Write the material out again in full, exactly.

##### Information given

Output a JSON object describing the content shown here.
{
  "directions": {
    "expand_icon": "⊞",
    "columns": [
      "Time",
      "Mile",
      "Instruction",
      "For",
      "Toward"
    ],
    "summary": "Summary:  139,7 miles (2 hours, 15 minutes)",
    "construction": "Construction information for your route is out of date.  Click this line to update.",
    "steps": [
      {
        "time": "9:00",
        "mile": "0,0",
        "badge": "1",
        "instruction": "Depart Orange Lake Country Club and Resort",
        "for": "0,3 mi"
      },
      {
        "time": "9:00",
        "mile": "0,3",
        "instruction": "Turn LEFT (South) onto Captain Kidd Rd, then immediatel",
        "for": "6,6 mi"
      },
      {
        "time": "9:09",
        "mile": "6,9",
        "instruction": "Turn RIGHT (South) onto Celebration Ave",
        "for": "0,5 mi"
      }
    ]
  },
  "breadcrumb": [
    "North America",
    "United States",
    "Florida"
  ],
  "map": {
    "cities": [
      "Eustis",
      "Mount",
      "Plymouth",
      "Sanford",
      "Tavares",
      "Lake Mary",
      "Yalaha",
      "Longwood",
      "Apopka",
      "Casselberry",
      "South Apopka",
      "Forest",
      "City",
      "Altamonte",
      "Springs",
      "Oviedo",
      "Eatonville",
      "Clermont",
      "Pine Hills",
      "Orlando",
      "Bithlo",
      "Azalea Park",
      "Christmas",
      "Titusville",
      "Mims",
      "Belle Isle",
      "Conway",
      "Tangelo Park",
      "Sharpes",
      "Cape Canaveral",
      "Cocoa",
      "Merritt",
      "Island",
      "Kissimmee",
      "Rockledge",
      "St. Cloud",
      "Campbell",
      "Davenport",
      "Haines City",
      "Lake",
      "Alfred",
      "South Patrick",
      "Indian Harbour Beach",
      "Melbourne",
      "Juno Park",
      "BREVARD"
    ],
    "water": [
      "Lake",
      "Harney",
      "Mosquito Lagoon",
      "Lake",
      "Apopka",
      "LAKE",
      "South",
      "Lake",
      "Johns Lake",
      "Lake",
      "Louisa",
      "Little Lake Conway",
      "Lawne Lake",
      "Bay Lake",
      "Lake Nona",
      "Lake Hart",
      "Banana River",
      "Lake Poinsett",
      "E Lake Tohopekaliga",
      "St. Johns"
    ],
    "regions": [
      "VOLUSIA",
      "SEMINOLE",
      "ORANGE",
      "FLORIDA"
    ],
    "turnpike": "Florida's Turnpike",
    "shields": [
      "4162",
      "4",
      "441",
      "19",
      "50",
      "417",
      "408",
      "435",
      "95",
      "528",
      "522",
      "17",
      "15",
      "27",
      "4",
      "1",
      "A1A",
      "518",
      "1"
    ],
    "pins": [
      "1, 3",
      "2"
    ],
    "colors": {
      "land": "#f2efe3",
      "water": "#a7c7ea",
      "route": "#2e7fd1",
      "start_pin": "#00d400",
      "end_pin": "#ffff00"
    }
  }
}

##########

> Response for this exercise
Output a JSON object describing the content shown here.
{
  "directions": {
    "expand_icon": "⊞",
    "columns": [
      "Time",
      "Mile",
      "Instruction",
      "For",
      "Toward"
    ],
    "summary": "Summary:  139,7 miles (2 hours, 15 minutes)",
    "construction": "Construction information for your route is out of date.  Click this line to update.",
    "steps": [
      {
        "time": "9:00",
        "mile": "0,0",
        "badge": "1",
        "instruction": "Depart Orange Lake Country Club and Resort",
        "for": "0,3 mi"
      },
      {
        "time": "9:00",
        "mile": "0,3",
        "instruction": "Turn LEFT (South) onto Captain Kidd Rd, then immediatel",
        "for": "6,6 mi"
      },
      {
        "time": "9:09",
        "mile": "6,9",
        "instruction": "Turn RIGHT (South) onto Celebration Ave",
        "for": "0,5 mi"
      }
    ]
  },
  "breadcrumb": [
    "North America",
    "United States",
    "Florida"
  ],
  "map": {
    "cities": [
      "Eustis",
      "Mount",
      "Plymouth",
      "Sanford",
      "Tavares",
      "Lake Mary",
      "Yalaha",
      "Longwood",
      "Apopka",
      "Casselberry",
      "South Apopka",
      "Forest",
      "City",
      "Altamonte",
      "Springs",
      "Oviedo",
      "Eatonville",
      "Clermont",
      "Pine Hills",
      "Orlando",
      "Bithlo",
      "Azalea Park",
      "Christmas",
      "Titusville",
      "Mims",
      "Belle Isle",
      "Conway",
      "Tangelo Park",
      "Sharpes",
      "Cape Canaveral",
      "Cocoa",
      "Merritt",
      "Island",
      "Kissimmee",
      "Rockledge",
      "St. Cloud",
      "Campbell",
      "Davenport",
      "Haines City",
      "Lake",
      "Alfred",
      "South Patrick",
      "Indian Harbour Beach",
      "Melbourne",
      "Juno Park",
      "BREVARD"
    ],
    "water": [
      "Lake",
      "Harney",
      "Mosquito Lagoon",
      "Lake",
      "Apopka",
      "LAKE",
      "South",
      "Lake",
      "Johns Lake",
      "Lake",
      "Louisa",
      "Little Lake Conway",
      "Lawne Lake",
      "Bay Lake",
      "Lake Nona",
      "Lake Hart",
      "Banana River",
      "Lake Poinsett",
      "E Lake Tohopekaliga",
      "St. Johns"
    ],
    "regions": [
      "VOLUSIA",
      "SEMINOLE",
      "ORANGE",
      "FLORIDA"
    ],
    "turnpike": "Florida's Turnpike",
    "shields": [
      "4162",
      "4",
      "441",
      "19",
      "50",
      "417",
      "408",
      "435",
      "95",
      "528",
      "522",
      "17",
      "15",
      "27",
      "4",
      "1",
      "A1A",
      "518",
      "1"
    ],
    "pins": [
      "1, 3",
      "2"
    ],
    "colors": {
      "land": "#f2efe3",
      "water": "#a7c7ea",
      "route": "#2e7fd1",
      "start_pin": "#00d400",
      "end_pin": "#ffff00"
    }
  }
}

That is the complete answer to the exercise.